_Text segment_
= = = = =
Love Is a Verb
Ultimately, love is about action, not words or sentiment.
Posted May 14, 2018
Love has always been one of humanity’s great mysteries. It is incredibly difficult to define because it looks different depending on who is feeling it and for whom they are feeling it. Yet somehow, it’s relatively easy to recognize. We sure as heck know it when it hits us. We write poetry and songs about it, we philosophize about it, we even have weird little cartoons about it.
Most of us seem to think about love as a feeling. Love makes us feel dizzy, silly, gooey, and just plain smitten. All at the same time. In the therapy business, we call this feeling limerence. Limerence is the relationship stage when the other person's very existence seems like a gift from God because everything he or she thinks, says, and does is just plain perfect.
This feeling of being in love is important because it’s the kick-starter of lasting romantic connection. But it’s not what longer-term romantic love looks like. Longer-term romantic love is less a feeling and more a verb. When you love someone, your actions reflect that love. Here are six suggestions that can help you turn love into a verb.
= = = = =
_Excerpted records_
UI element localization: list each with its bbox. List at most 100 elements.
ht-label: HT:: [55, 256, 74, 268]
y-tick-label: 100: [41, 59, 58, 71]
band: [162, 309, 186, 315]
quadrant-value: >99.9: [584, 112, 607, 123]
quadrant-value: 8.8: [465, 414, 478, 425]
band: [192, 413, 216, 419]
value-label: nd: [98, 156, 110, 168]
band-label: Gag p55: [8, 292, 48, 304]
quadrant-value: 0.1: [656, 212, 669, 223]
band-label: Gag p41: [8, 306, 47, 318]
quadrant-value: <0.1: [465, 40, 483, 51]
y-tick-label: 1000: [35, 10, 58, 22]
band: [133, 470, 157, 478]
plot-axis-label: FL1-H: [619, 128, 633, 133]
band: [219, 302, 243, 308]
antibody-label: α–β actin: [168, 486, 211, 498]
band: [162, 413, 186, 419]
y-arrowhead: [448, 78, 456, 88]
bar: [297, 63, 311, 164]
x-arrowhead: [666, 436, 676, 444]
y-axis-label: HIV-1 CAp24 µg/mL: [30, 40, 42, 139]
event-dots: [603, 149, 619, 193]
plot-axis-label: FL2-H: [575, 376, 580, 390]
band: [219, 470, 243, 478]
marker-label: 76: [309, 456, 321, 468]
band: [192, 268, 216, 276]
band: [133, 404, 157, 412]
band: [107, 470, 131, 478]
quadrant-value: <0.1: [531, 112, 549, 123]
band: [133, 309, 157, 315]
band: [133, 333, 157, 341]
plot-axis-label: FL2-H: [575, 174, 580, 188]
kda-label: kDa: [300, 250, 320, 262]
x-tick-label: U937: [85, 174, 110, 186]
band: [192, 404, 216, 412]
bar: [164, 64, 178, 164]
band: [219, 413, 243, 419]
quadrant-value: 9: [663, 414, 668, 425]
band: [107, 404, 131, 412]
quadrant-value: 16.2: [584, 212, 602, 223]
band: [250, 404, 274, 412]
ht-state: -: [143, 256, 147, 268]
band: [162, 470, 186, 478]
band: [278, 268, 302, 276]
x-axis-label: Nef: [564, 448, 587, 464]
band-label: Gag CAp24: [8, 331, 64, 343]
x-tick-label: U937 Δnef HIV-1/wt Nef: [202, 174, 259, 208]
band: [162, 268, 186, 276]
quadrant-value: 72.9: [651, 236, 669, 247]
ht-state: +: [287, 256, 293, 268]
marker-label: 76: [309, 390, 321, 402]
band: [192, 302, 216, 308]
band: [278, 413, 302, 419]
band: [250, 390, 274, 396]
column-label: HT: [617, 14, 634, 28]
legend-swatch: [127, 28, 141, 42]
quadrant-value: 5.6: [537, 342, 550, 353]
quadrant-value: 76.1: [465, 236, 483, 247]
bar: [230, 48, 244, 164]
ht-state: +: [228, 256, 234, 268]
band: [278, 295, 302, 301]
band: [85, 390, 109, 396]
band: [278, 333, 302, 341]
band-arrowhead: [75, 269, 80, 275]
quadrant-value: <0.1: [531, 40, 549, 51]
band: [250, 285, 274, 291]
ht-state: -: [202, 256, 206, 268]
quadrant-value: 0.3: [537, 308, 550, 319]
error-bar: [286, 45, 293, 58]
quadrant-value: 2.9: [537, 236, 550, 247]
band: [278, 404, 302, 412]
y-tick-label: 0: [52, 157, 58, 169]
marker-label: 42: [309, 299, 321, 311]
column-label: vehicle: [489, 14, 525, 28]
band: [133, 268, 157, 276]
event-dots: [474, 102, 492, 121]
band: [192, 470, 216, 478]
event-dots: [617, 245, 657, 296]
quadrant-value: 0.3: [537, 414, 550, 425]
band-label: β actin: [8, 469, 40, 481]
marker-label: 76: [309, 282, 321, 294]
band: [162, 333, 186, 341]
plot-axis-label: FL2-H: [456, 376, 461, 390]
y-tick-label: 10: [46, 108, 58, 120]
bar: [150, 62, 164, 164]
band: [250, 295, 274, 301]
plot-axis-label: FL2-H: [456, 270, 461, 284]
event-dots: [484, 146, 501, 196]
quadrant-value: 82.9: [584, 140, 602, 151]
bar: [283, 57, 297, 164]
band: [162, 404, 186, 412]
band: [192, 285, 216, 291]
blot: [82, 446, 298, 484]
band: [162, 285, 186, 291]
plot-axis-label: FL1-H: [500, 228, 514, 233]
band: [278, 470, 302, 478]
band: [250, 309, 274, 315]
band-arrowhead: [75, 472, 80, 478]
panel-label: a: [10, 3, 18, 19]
= = = = =
_Brief 1_
According to the article on love as a verb, why is the feeling of being in love important? Answer in one to three sentences.
_Brief 2_
Please carry on the article on love as a verb from the point where it stops.
You can set the data aside, since none of this work relies on them.

_Answer box 1_
The feeling of being in love is important because it is the kick-starter of lasting romantic connection. The article adds that this feeling is not what longer-term romantic love looks like.

_Answer box 2_
- Develop and express empathy for the person you love. The most significant step in developing a loving, intimate long-term bond involves empathy—the ability to understand and share and care about the experience of another person. When you actively empathize with another person, it becomes much easier to accept that person’s ups and downs and quirky behaviors. When you engage in the action of loving someone, you must accept them as they are, and the easiest way to do that is to feel their feelings with them, and to invite them to feel your feelings with you.
- Learn to disagree with the person you love in healthy and productive ways. No matter how in-tune you are with your partner, you will inevitably disagree about certain things—some large, some small. These disagreements are not a bad thing. In fact, working through them in healthy ways tends to result in deeper intimacy and connection. The trick is being able to resolve relationship conflicts in ways that strengthen rather than diminish your relationship. One useful tactic is for you and your partner, at the start of any argument, to remember and affirm that you are allies and on the same team. So, instead of fighting each other, you are fighting the problem—whatever the problem happens to be. When you and your partner can actively agree that you’re on the same team, disagreements tend to dissipate and resolve. And when that happens, it is incredibly easy to remember how much and why you love each other.
- Be trustworthy with the person you love. In loving relationships, trust is critical. You need to feel as if the other person will always have your back, always tell you the truth, always be there for you. And you need the other person to know they can count on the same from you. To actively build trust in a love relationship, you should make rigorous honesty a way of life—not just with your significant other, but with everyone. It’s much easier for your partner to trust you when he or she sees you being honest in every aspect of life. You should also keep your commitments, even when it’s not fun or convenient. When your partner sees you doing this and doing it consistently, your partner knows you are a person he or she can always count on.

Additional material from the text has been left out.